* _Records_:
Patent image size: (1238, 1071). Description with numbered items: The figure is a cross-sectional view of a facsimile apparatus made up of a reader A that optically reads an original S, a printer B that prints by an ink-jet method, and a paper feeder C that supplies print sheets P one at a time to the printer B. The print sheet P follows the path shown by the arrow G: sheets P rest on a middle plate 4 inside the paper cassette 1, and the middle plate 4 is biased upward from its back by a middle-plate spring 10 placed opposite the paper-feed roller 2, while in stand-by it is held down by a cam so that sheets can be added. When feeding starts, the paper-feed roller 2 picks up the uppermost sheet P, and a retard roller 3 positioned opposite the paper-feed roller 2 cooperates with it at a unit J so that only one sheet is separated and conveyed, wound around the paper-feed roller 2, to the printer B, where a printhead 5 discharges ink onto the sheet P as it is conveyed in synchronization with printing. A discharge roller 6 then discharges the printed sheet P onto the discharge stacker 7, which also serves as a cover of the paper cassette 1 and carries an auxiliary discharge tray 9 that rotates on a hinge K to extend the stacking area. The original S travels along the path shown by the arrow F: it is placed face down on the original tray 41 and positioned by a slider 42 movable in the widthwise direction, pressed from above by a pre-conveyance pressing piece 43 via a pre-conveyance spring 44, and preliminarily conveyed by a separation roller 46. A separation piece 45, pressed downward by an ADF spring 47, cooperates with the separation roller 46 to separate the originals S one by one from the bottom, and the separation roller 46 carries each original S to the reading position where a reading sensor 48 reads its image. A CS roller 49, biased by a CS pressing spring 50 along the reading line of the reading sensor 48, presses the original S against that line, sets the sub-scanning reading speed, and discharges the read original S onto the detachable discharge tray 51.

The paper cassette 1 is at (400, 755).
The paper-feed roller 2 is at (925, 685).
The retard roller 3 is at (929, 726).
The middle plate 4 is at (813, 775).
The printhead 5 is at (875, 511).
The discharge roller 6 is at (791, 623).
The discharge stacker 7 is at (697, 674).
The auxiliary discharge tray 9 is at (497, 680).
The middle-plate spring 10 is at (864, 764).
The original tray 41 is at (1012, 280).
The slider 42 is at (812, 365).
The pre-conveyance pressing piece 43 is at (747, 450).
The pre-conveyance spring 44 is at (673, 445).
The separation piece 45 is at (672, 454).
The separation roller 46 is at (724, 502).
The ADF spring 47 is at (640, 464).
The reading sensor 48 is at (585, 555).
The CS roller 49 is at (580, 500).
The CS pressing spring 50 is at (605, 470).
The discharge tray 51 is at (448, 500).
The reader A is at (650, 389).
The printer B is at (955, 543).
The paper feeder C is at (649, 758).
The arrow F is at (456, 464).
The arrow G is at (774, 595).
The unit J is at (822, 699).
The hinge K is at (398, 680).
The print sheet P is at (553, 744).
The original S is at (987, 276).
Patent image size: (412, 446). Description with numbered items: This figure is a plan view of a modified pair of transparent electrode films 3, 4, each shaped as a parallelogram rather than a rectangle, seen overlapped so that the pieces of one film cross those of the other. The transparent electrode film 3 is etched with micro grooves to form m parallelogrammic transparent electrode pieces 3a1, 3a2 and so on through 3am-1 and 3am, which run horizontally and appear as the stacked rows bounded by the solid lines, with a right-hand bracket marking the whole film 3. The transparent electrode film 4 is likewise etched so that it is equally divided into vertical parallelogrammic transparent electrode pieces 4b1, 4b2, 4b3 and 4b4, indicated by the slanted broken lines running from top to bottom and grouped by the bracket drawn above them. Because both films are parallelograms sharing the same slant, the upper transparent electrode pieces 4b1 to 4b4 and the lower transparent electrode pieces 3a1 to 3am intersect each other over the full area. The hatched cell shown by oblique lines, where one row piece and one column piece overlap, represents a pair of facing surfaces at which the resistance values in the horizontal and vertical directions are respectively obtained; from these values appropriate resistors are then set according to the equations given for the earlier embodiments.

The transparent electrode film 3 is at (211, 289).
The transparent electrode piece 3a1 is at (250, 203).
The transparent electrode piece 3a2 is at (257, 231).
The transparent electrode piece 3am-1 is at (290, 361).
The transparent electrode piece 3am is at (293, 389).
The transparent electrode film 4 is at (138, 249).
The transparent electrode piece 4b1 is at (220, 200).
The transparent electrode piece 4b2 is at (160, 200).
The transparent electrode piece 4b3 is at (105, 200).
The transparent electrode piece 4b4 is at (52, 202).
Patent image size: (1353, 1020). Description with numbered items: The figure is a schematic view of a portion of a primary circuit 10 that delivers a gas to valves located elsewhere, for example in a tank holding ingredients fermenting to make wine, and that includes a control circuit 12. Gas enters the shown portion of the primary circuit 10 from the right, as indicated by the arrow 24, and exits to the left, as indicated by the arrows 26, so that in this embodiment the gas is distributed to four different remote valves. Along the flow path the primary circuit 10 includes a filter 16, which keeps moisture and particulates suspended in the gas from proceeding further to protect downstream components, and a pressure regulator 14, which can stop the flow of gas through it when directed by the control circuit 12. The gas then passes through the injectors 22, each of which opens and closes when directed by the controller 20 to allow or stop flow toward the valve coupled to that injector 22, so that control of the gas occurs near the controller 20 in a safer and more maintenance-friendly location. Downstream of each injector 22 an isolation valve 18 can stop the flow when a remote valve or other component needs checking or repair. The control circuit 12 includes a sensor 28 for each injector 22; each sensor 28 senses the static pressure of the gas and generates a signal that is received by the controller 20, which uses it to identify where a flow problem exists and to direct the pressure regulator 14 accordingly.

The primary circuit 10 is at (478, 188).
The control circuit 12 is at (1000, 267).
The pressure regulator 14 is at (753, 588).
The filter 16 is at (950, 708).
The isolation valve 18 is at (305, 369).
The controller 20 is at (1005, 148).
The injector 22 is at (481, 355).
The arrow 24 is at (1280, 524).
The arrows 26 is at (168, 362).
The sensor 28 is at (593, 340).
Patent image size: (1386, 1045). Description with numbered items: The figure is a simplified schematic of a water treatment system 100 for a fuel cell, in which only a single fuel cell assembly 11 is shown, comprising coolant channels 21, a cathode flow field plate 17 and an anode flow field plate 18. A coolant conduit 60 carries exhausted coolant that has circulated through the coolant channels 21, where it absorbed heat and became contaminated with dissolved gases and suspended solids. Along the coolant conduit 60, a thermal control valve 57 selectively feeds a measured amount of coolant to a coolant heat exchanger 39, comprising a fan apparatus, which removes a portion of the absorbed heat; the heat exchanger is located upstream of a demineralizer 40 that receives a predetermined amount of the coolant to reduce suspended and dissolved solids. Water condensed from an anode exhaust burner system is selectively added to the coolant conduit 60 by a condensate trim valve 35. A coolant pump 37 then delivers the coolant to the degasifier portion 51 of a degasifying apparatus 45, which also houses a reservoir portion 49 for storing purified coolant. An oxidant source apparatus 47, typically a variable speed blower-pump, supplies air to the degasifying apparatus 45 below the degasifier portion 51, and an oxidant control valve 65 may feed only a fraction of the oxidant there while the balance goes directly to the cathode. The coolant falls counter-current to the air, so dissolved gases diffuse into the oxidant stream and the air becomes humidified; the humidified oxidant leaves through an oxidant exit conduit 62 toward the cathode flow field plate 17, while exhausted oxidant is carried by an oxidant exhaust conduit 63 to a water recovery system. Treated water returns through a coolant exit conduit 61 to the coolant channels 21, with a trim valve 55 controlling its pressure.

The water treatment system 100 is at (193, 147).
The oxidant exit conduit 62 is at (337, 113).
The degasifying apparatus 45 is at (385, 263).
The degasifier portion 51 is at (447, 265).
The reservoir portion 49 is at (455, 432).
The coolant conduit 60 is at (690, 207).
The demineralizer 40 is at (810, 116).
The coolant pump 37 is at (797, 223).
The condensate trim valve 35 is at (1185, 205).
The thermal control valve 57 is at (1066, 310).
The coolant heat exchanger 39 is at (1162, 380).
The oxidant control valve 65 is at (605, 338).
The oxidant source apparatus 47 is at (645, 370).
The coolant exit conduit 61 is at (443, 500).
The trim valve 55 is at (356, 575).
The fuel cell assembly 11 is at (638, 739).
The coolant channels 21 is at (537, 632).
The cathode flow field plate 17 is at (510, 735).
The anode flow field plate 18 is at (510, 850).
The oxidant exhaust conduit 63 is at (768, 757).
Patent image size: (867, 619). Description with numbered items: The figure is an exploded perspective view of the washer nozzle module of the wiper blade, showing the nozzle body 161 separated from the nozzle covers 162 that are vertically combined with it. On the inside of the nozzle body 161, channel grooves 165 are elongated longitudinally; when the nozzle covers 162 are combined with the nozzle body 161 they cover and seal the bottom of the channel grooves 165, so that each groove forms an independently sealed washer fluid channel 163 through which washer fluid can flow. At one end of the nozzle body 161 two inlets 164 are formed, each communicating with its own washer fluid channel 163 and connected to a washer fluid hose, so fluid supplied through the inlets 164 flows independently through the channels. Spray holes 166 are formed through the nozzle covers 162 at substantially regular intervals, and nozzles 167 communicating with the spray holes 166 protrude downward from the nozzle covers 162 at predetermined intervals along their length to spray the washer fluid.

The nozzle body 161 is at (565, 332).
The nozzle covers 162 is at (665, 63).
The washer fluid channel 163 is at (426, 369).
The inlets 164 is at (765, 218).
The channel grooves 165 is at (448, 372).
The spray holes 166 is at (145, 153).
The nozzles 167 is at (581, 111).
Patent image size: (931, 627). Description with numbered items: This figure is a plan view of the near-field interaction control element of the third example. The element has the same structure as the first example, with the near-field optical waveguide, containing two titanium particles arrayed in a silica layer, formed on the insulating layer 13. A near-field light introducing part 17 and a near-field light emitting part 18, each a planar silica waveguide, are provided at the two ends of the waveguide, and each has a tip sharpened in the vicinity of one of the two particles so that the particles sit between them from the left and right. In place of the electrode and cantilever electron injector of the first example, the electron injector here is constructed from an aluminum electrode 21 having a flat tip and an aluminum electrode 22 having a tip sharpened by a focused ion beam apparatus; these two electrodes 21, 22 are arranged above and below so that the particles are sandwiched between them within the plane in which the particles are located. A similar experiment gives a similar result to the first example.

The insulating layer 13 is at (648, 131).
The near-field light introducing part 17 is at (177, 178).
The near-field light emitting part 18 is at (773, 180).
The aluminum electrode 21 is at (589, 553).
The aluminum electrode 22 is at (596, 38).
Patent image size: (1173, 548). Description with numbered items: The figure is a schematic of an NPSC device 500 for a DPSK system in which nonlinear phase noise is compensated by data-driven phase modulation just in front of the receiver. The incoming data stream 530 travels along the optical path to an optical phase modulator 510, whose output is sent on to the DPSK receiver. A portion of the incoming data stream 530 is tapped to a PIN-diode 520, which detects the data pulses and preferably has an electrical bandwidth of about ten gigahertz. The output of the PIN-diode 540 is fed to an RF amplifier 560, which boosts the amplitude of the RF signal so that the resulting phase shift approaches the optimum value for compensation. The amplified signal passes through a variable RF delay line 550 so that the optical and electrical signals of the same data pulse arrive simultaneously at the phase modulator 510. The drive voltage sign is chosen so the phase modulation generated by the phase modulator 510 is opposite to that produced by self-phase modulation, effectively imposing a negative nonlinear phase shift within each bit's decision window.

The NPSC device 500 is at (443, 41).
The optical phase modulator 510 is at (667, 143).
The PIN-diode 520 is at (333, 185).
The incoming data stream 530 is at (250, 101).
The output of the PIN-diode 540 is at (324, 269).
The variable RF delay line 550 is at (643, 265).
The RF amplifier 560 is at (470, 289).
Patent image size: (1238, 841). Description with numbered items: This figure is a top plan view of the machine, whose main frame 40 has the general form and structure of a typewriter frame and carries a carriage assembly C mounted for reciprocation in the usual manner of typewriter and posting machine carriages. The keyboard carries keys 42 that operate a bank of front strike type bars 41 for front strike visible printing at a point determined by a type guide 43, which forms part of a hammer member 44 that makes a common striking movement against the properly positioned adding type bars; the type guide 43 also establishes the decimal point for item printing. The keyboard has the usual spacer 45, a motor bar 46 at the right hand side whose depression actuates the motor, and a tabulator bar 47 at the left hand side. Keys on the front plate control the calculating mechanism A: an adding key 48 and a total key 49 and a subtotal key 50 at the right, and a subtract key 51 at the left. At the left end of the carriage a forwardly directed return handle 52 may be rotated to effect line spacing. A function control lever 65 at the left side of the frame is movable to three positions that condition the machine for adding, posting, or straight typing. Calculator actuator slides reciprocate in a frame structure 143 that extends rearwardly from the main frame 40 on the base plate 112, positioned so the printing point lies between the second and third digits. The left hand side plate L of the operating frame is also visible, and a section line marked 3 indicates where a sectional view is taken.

* _GOAL_:
Render the lines between the one holding "Patent image size: (1173, 548)." and the one holding "The RF amplifier 560 is at (470, 289).", inclusive, as a JSON list of strings with one string per line and blank lines dropped.

* _OUTPUT FOR THIS EXERCISE_:
[
  "Patent image size: (1173, 548). Description with numbered items: The figure is a schematic of an NPSC device 500 for a DPSK system in which nonlinear phase noise is compensated by data-driven phase modulation just in front of the receiver. The incoming data stream 530 travels along the optical path to an optical phase modulator 510, whose output is sent on to the DPSK receiver. A portion of the incoming data stream 530 is tapped to a PIN-diode 520, which detects the data pulses and preferably has an electrical bandwidth of about ten gigahertz. The output of the PIN-diode 540 is fed to an RF amplifier 560, which boosts the amplitude of the RF signal so that the resulting phase shift approaches the optimum value for compensation. The amplified signal passes through a variable RF delay line 550 so that the optical and electrical signals of the same data pulse arrive simultaneously at the phase modulator 510. The drive voltage sign is chosen so the phase modulation generated by the phase modulator 510 is opposite to that produced by self-phase modulation, effectively imposing a negative nonlinear phase shift within each bit's decision window.",
  "The NPSC device 500 is at (443, 41).",
  "The optical phase modulator 510 is at (667, 143).",
  "The PIN-diode 520 is at (333, 185).",
  "The incoming data stream 530 is at (250, 101).",
  "The output of the PIN-diode 540 is at (324, 269).",
  "The variable RF delay line 550 is at (643, 265).",
  "The RF amplifier 560 is at (470, 289)."
]